-- start Stored data --

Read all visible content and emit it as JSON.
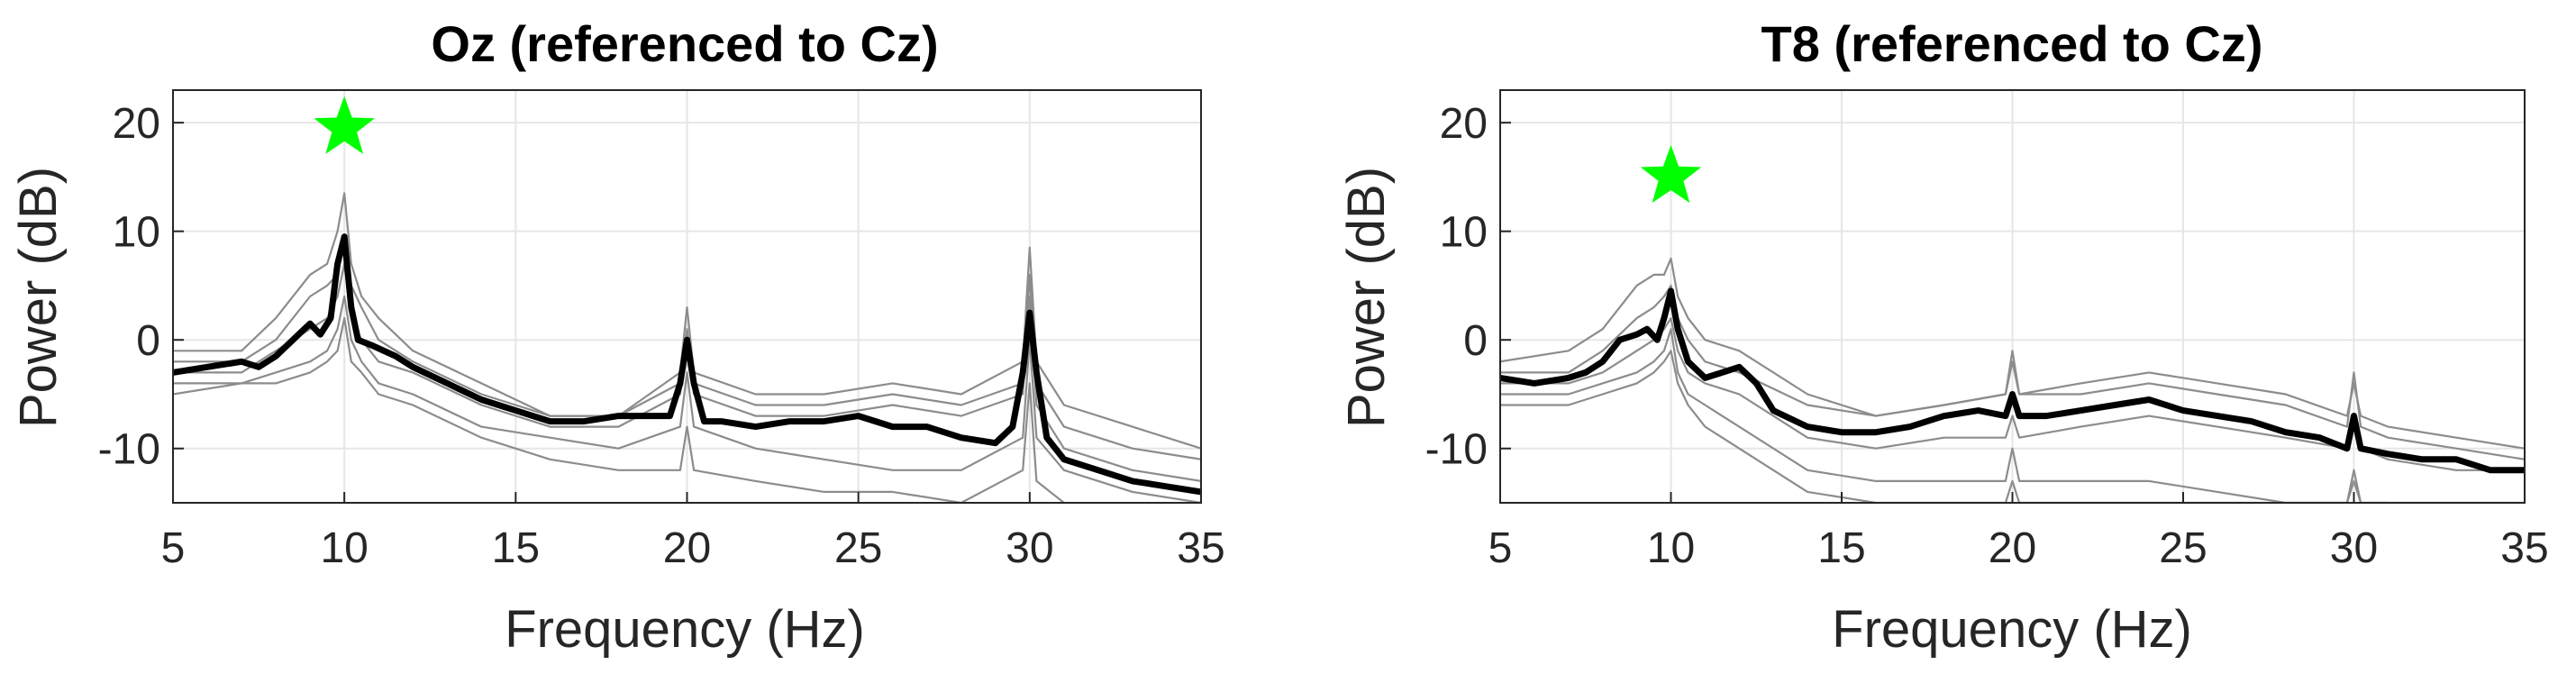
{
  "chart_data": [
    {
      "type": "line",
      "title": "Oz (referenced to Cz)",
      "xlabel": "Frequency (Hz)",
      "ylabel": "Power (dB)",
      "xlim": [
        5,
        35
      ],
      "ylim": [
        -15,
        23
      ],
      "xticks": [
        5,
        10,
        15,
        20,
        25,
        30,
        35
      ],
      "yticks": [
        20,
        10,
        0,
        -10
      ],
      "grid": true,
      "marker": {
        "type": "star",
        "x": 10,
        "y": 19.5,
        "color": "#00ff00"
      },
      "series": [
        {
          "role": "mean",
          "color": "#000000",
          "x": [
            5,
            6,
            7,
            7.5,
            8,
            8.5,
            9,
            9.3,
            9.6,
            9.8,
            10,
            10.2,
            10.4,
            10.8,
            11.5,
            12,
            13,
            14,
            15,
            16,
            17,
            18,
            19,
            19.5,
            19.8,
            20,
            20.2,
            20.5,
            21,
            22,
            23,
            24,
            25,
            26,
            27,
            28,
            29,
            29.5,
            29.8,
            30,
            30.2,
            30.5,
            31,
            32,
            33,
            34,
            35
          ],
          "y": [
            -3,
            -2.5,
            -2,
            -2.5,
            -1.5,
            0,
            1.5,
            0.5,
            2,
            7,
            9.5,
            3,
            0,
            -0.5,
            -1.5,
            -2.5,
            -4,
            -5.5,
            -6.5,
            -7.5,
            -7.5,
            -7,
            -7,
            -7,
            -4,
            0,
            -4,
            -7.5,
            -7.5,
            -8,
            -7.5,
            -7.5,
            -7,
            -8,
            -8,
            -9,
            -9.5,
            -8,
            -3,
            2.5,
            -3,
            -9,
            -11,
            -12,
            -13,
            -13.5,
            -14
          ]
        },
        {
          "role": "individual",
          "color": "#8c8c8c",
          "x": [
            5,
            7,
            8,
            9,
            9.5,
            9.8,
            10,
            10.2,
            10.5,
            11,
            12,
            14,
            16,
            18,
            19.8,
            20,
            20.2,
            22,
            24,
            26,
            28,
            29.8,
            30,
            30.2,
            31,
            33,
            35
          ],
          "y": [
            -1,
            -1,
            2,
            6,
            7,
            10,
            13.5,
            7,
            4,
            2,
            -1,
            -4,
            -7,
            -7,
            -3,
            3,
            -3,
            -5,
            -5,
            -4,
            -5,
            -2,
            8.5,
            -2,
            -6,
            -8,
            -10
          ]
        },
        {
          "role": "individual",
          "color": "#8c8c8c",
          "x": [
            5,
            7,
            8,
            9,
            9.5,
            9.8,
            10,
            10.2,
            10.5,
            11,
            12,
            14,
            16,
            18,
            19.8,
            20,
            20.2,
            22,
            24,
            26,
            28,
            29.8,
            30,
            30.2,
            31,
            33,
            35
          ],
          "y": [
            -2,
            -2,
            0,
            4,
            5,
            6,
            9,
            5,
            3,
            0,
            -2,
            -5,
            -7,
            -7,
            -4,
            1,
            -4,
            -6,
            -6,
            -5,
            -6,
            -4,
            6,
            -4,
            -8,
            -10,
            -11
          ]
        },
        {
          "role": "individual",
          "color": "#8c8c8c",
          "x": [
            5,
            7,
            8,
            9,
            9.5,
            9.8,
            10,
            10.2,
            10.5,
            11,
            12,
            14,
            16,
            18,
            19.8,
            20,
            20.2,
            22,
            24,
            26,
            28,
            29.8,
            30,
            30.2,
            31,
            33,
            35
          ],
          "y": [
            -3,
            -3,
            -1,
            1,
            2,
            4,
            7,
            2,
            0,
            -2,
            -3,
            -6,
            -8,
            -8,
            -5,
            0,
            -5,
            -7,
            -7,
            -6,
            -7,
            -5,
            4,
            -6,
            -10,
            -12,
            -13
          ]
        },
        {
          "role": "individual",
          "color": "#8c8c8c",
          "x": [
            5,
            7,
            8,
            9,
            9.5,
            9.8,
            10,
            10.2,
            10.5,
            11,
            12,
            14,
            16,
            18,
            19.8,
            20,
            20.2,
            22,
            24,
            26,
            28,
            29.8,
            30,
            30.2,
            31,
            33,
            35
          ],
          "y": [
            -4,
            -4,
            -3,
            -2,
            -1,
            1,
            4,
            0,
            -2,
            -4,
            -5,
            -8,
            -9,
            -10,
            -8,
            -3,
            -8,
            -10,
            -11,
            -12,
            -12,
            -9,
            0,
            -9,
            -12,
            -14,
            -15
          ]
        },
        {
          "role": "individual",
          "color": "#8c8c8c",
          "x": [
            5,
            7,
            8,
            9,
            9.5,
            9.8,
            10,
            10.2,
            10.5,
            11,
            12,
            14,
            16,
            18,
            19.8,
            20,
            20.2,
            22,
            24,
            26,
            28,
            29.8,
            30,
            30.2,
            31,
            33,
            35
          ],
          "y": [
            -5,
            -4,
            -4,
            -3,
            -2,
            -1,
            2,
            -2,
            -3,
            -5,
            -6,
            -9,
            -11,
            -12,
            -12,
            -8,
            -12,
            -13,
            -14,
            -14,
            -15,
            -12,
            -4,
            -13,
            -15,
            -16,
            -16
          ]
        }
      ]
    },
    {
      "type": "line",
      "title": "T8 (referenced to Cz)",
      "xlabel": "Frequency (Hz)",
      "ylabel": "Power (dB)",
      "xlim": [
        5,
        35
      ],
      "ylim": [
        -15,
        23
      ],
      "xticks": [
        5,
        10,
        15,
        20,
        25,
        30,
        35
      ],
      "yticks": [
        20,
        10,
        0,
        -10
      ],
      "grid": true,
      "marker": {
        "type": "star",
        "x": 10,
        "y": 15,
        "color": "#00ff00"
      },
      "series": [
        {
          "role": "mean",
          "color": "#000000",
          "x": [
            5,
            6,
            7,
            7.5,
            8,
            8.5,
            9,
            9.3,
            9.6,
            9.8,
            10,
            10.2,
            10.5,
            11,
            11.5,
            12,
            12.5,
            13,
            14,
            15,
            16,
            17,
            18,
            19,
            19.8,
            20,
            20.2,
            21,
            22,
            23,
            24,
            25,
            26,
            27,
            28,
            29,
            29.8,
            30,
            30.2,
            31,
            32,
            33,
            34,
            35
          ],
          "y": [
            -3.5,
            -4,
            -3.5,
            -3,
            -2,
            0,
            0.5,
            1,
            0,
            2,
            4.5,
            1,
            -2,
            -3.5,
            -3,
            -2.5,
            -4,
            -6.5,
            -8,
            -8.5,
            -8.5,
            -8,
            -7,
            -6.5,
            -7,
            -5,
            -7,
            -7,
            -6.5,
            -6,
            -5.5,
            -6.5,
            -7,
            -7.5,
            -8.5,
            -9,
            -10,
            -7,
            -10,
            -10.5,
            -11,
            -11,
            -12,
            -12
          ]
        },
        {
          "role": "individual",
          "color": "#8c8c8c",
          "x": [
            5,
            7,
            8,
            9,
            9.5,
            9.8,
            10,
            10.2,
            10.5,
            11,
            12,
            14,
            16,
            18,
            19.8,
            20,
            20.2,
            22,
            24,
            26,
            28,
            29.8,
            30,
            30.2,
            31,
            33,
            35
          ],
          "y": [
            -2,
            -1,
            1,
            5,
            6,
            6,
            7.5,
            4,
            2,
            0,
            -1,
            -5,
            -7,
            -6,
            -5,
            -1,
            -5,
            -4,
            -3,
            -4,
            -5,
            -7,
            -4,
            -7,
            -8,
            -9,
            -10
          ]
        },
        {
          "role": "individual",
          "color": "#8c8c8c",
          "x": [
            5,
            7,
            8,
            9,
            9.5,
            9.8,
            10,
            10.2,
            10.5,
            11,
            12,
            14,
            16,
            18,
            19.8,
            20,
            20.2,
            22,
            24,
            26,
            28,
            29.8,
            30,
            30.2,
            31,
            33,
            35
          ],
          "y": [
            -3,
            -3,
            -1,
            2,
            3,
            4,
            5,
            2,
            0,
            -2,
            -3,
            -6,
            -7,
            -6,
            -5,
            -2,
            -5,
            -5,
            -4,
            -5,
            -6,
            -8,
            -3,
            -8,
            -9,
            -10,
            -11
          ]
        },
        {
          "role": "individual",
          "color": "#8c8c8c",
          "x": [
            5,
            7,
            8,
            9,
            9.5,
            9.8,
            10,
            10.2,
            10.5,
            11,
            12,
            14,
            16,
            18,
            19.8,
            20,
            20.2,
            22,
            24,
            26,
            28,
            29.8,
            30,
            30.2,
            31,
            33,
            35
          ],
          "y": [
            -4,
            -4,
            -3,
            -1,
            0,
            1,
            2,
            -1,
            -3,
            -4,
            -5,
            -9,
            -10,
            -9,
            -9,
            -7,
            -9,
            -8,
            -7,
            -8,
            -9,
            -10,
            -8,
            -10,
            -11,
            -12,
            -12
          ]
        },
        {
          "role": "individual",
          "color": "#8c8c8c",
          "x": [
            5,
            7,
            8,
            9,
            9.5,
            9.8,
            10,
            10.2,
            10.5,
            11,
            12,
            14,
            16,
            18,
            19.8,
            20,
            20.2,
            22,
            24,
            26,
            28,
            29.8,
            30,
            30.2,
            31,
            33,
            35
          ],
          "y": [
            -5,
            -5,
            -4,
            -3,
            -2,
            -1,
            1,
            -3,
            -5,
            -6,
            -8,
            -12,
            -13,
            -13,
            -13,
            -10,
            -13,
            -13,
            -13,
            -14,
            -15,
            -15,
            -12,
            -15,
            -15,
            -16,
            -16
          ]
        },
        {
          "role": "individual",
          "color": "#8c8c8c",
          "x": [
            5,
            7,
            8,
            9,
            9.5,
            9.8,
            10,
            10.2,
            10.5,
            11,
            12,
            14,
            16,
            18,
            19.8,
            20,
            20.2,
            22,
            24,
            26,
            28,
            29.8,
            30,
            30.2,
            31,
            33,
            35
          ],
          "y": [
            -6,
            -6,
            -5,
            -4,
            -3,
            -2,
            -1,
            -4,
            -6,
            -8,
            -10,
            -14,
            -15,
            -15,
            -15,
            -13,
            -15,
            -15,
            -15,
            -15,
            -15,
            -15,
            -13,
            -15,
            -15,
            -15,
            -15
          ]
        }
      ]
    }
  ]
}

-- end Stored data --
-- start Stored data --

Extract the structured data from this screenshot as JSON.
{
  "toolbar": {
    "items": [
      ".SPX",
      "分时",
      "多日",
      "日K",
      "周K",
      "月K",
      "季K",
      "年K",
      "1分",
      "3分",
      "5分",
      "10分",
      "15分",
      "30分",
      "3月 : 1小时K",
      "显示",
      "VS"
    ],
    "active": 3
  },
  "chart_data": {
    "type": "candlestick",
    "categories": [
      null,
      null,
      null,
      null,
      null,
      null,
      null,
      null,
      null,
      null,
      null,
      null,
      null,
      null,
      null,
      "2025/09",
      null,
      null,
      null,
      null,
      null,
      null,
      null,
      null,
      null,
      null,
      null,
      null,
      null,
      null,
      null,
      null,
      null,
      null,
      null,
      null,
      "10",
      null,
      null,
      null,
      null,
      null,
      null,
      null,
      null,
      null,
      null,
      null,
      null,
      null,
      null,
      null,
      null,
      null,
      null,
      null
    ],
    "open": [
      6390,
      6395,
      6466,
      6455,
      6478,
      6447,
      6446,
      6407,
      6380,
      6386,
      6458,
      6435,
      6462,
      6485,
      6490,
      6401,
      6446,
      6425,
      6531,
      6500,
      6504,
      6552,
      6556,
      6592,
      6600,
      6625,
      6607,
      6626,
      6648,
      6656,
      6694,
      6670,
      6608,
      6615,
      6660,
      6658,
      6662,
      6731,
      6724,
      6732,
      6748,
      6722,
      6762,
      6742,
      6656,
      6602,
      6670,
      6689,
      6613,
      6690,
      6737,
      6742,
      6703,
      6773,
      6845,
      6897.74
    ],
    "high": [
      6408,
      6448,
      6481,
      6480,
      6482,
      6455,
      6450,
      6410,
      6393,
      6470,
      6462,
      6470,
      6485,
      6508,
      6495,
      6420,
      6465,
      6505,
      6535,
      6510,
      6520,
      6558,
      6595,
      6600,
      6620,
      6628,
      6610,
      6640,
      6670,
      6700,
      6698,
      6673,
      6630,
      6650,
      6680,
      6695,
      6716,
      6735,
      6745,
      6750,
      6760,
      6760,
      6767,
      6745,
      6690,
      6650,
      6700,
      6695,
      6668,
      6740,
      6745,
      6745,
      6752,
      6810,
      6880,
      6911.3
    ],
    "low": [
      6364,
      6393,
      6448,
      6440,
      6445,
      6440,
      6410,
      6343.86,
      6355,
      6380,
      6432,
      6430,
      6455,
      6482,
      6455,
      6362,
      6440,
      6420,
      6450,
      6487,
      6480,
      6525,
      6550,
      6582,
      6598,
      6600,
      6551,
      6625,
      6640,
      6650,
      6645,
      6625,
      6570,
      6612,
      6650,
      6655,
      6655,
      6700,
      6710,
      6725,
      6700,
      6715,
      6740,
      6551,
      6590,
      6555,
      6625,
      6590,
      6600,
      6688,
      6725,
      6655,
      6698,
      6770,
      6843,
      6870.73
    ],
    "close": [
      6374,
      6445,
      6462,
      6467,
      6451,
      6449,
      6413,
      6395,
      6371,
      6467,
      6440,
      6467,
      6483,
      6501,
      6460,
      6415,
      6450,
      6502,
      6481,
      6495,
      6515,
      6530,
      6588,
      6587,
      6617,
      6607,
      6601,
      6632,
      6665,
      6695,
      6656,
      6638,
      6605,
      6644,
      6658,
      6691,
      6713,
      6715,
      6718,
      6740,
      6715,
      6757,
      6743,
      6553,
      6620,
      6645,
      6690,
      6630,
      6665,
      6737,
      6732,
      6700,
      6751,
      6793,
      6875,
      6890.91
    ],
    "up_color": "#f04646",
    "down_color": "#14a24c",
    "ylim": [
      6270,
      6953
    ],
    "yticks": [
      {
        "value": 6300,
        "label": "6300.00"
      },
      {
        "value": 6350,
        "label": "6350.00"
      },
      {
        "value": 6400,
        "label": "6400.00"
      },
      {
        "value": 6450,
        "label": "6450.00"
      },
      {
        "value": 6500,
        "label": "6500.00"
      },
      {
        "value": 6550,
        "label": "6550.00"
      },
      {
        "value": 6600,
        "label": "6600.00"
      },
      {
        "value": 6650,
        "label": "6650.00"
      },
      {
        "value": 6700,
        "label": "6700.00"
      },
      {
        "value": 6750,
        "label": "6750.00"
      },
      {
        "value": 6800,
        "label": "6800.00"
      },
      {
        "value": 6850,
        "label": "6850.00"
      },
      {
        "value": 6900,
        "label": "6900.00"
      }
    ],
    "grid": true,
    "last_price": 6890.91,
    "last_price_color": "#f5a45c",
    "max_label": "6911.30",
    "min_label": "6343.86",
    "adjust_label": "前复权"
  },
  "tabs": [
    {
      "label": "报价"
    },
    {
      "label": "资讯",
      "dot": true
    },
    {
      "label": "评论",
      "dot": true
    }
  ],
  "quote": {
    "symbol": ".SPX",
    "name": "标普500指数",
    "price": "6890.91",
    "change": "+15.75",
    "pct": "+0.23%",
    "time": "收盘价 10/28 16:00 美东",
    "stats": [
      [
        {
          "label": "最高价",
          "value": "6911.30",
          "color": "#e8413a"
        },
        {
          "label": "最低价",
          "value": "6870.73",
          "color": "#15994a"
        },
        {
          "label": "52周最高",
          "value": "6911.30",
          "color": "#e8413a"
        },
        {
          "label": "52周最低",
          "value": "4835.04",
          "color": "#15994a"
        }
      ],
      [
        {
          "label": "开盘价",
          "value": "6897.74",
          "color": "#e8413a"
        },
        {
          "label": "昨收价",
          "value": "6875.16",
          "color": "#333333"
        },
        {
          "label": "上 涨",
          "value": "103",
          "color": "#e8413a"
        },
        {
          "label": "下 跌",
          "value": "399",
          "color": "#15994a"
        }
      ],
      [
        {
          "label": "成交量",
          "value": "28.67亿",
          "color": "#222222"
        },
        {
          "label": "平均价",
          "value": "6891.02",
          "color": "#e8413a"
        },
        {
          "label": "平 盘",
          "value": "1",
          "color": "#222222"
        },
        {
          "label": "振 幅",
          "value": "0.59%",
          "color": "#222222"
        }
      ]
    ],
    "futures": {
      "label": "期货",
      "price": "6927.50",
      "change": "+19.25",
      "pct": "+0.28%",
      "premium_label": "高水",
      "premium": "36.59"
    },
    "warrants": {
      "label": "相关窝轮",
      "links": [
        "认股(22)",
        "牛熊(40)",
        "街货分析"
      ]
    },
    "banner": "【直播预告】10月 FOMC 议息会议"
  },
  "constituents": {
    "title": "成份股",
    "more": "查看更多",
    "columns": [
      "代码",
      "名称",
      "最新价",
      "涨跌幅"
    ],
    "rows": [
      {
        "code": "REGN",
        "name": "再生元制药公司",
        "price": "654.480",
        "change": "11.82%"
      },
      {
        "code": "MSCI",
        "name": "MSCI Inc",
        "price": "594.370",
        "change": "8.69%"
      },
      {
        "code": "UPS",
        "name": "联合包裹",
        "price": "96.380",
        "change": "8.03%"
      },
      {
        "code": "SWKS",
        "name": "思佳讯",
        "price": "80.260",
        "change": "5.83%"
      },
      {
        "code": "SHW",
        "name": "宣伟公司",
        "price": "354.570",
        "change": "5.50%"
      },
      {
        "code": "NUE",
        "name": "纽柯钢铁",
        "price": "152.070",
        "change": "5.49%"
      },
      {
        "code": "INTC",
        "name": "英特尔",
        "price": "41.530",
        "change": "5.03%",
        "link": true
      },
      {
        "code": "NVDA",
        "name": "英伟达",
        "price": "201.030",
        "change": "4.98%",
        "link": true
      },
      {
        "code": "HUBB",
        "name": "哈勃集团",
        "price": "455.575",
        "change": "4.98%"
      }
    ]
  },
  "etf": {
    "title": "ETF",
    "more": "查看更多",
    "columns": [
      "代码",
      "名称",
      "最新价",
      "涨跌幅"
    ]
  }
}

-- end Stored data --
-- start Stored data --

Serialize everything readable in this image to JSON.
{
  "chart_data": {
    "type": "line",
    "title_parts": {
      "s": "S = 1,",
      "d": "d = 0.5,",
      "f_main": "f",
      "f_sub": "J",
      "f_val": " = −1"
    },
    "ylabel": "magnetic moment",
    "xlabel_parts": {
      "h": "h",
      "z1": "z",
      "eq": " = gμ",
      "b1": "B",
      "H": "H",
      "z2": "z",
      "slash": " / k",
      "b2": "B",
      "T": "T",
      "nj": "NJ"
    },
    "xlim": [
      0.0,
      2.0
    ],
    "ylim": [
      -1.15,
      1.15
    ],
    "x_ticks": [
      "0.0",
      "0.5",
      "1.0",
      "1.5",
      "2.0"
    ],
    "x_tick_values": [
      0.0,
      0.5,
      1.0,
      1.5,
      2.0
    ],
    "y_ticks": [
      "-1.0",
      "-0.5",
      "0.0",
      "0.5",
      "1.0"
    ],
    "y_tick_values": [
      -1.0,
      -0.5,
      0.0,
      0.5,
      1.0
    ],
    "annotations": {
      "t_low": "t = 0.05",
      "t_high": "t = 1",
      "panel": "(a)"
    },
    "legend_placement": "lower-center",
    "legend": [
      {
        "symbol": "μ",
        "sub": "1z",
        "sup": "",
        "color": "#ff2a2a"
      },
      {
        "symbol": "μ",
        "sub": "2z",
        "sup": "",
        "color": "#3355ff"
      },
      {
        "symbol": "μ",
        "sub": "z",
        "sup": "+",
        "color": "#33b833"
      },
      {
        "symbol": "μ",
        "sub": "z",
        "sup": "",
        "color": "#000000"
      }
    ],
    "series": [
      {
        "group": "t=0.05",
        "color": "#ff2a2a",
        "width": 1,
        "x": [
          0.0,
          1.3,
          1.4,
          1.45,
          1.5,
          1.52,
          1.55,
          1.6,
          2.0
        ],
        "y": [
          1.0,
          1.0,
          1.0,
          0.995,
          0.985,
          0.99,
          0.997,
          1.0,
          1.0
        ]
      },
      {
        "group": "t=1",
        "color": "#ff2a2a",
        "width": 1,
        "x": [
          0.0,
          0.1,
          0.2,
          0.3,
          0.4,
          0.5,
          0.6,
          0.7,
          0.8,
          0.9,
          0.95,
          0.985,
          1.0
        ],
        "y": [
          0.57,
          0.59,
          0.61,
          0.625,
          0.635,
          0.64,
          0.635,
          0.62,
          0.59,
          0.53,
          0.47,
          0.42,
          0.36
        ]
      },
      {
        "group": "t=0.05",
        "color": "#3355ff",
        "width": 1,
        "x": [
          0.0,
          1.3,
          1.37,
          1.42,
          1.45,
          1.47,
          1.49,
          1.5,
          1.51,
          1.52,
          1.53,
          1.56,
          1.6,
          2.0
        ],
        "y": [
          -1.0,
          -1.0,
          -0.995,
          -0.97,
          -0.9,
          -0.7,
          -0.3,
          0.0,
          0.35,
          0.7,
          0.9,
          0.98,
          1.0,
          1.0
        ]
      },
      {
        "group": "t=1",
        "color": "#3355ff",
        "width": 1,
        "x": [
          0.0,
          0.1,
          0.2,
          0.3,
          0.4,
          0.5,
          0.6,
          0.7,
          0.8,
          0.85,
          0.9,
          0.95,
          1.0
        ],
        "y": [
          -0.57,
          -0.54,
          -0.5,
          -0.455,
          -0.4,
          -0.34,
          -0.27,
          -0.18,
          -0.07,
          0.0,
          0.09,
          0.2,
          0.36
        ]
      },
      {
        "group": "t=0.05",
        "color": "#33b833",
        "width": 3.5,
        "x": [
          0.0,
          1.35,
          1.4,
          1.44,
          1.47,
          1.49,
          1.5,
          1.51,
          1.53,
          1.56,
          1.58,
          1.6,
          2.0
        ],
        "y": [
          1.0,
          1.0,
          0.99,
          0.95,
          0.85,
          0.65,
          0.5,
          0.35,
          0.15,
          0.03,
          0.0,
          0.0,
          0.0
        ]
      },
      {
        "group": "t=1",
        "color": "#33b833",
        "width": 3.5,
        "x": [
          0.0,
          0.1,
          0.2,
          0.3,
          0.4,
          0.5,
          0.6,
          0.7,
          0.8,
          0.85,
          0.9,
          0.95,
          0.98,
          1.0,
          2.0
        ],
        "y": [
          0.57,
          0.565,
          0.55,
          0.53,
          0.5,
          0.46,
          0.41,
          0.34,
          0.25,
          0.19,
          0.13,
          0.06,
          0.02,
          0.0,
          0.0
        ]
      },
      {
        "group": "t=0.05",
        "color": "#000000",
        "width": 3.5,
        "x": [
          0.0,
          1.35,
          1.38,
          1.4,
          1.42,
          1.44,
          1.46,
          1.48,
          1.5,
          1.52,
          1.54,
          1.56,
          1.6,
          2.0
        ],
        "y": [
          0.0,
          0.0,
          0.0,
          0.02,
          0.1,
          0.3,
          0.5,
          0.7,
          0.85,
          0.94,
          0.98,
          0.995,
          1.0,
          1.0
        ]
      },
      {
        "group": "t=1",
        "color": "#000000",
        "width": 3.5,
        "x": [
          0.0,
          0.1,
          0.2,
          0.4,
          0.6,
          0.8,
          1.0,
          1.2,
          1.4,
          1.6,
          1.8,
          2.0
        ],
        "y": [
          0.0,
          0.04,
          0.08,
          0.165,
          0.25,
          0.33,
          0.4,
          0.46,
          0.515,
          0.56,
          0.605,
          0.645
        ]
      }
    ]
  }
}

-- end Stored data --

Show all lines from the listing above in which "this" appears.

Extract the structured data from this screenshot as JSON.
Serialize everything readable in this image to JSON.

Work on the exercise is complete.